Supplied text

In the context of SBF circulating charts suggesting that FTX’s net asset value (NAV) could reach $78 billion by 2025, Deaton emphasized that court rulings and actual creditor losses are far more significant than hypothetical recovery scenarios.

John Deaton rejects FTX’s $78 billion valuation claim and opposes pardon

Deaton’s response came after Bankman-Fried attempted to re-enter the digital space. In a post titled “10 Myths About Me & FTX” on X, SBF denied allegations of insolvency and published a chart modeling FTX’s NAV over time.

This chart shows that if FTX had not initiated bankruptcy proceedings in November 2022, its NAV could have risen to $78 billion by February 2025, compared to $16.5 billion at the time of filing. These projections are partly based on modeled valuations of holdings, including tokens like SRM and FTT.

However, Deaton—widely known for defending the XRP community in the lawsuit between the U.S. Securities and Exchange Commission and Ripple—rejects the reinterpretation of data in a way that favors SBF. He describes the former billionaire as a “con artist, thief, and liar,” and states that FTX’s operations were fundamentally a coordinated family effort to convert small investors’ savings into political influence and global marketing campaigns.

Stored records
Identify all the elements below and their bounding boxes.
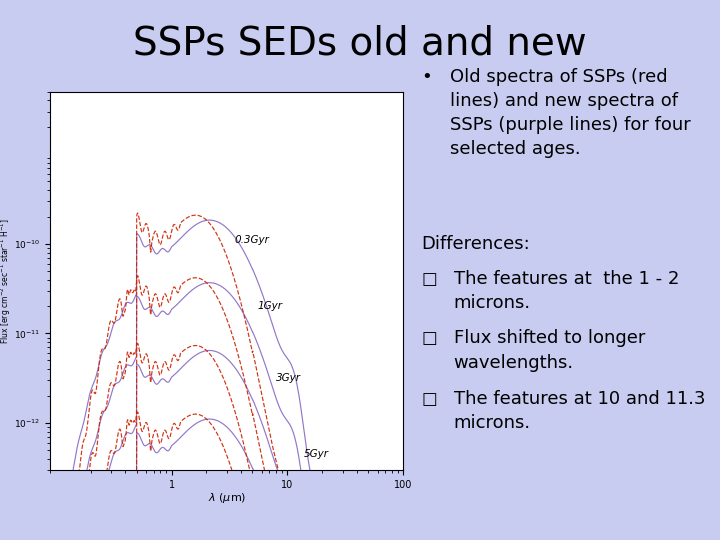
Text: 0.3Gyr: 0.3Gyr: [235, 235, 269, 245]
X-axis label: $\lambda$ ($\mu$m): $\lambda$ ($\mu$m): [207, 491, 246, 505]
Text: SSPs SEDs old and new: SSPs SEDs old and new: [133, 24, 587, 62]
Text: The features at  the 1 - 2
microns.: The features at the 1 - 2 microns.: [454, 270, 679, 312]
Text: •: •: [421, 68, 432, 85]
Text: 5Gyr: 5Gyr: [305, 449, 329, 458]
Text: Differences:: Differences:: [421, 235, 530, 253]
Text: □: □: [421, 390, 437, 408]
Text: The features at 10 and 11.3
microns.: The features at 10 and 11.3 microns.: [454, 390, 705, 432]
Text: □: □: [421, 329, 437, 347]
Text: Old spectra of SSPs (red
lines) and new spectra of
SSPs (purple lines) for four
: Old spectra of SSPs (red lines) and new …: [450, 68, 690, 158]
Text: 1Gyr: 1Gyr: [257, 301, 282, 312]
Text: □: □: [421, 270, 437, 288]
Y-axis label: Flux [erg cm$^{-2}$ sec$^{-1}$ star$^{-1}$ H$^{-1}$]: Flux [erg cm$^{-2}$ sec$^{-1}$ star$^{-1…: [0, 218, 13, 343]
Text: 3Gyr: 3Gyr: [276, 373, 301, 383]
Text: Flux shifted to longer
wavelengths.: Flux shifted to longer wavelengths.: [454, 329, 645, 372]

...

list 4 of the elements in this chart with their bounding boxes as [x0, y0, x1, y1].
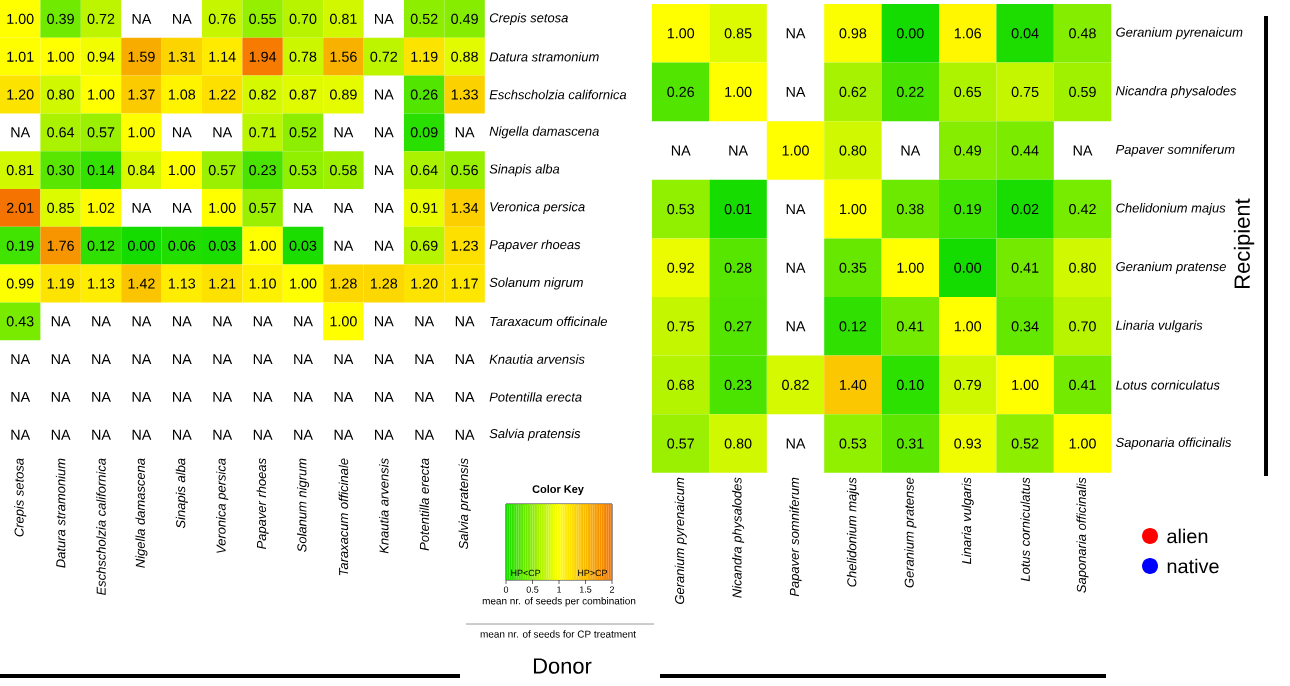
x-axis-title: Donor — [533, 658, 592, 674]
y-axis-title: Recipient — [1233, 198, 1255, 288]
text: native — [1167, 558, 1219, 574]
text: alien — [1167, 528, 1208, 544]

...

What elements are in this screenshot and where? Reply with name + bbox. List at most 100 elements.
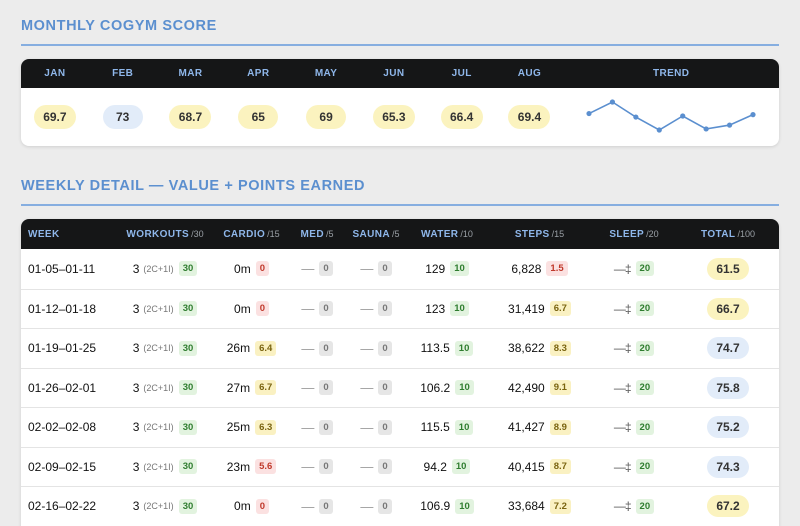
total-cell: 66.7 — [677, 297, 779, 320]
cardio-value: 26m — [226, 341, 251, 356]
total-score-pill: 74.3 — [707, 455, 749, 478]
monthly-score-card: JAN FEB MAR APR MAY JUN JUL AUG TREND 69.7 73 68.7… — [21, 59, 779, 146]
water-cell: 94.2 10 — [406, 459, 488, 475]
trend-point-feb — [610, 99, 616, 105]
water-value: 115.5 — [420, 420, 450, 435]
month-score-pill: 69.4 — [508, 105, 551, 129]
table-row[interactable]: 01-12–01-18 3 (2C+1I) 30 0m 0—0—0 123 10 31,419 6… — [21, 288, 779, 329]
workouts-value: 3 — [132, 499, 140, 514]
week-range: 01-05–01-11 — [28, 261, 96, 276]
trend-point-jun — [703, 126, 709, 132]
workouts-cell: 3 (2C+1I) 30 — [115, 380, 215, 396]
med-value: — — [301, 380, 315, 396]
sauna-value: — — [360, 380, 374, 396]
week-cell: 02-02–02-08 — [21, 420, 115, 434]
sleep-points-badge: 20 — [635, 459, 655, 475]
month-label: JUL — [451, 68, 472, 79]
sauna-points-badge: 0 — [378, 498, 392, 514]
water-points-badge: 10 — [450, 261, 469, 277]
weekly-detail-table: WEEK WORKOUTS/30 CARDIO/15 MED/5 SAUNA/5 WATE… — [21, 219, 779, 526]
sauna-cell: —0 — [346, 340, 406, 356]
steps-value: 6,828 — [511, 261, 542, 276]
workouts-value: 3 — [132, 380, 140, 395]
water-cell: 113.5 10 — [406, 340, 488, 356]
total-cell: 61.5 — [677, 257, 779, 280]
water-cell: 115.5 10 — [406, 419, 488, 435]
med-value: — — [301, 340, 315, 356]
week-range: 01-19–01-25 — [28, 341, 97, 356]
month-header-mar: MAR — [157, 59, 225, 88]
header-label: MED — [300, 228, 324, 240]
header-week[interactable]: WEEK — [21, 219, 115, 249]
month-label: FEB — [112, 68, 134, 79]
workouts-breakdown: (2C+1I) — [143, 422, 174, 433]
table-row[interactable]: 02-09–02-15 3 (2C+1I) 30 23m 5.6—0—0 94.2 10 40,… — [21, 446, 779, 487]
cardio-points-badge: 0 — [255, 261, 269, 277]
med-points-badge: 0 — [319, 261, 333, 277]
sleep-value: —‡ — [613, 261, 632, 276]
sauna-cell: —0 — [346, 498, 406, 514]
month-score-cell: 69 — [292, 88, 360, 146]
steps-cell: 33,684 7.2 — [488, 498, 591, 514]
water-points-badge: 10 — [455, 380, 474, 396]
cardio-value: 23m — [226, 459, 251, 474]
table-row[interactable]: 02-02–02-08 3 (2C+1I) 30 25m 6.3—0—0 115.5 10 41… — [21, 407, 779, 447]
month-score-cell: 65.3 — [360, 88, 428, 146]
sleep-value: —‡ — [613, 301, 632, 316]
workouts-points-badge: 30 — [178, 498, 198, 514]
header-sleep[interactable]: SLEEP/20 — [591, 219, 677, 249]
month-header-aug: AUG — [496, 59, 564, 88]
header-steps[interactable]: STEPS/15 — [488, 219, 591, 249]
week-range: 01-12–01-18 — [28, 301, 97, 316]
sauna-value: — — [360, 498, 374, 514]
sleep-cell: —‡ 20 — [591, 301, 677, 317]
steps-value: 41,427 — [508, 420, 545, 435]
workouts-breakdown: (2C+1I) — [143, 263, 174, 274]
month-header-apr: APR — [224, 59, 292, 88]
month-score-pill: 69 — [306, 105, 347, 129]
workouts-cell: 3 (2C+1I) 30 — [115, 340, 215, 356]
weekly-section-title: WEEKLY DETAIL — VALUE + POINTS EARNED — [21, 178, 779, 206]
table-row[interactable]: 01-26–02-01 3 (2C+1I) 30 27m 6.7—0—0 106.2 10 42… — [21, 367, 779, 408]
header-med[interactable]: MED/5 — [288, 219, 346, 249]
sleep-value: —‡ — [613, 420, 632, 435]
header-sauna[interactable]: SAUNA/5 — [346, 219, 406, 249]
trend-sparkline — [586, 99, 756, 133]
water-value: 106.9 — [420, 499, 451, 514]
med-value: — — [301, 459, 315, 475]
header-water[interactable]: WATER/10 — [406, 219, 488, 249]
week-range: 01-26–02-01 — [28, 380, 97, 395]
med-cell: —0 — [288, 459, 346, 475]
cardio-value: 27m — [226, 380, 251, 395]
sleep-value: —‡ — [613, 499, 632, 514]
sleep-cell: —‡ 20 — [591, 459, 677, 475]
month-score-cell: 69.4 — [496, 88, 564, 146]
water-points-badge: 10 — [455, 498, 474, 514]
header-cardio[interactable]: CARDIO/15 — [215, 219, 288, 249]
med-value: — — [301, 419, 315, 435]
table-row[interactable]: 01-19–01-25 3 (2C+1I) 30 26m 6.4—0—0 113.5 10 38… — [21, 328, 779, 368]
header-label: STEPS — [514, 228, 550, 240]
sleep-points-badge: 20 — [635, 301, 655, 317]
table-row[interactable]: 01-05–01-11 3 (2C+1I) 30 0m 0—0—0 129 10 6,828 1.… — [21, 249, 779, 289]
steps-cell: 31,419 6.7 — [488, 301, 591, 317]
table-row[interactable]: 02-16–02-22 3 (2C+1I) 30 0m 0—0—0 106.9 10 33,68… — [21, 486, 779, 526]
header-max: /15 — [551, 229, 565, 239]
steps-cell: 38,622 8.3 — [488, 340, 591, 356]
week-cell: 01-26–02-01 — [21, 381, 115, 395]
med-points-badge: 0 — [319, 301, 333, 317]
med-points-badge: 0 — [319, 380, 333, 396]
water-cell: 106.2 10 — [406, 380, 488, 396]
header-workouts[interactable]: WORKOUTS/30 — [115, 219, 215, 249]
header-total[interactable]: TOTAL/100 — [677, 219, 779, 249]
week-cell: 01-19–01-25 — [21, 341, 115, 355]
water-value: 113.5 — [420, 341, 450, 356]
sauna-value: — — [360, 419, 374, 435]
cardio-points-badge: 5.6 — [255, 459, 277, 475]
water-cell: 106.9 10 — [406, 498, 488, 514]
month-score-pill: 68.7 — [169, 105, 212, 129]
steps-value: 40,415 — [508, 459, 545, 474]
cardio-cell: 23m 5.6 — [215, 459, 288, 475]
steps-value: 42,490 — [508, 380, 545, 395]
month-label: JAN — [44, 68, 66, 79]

Instruction
Pick up the passage on John Deaton's rejection of the FTX valuation claim after its final sentence and continue it.

Response for this exercise
Not stopping at the nickname “Sam Bankman Fraud,” Deaton also questions the so-called “two-tier justice system,” suggesting that SBF’s parents—both Stanford professors—have yet to face appropriate criminal consequences related to their alleged roles in the FTX ecosystem.

While SBF’s team continues to share valuation charts, many legal experts remain skeptical, noting that “modeled assets” often rely on illiquid tokens lacking depth in real markets.

As the 2026 political cycle heats up, Deaton’s firm stance against such claims may indicate that the pro-rule-of-law faction within the crypto industry is prepared to oppose any efforts to downplay the severity of the FTX fraud—regardless of current market conditions or hypothetical recovery scenarios.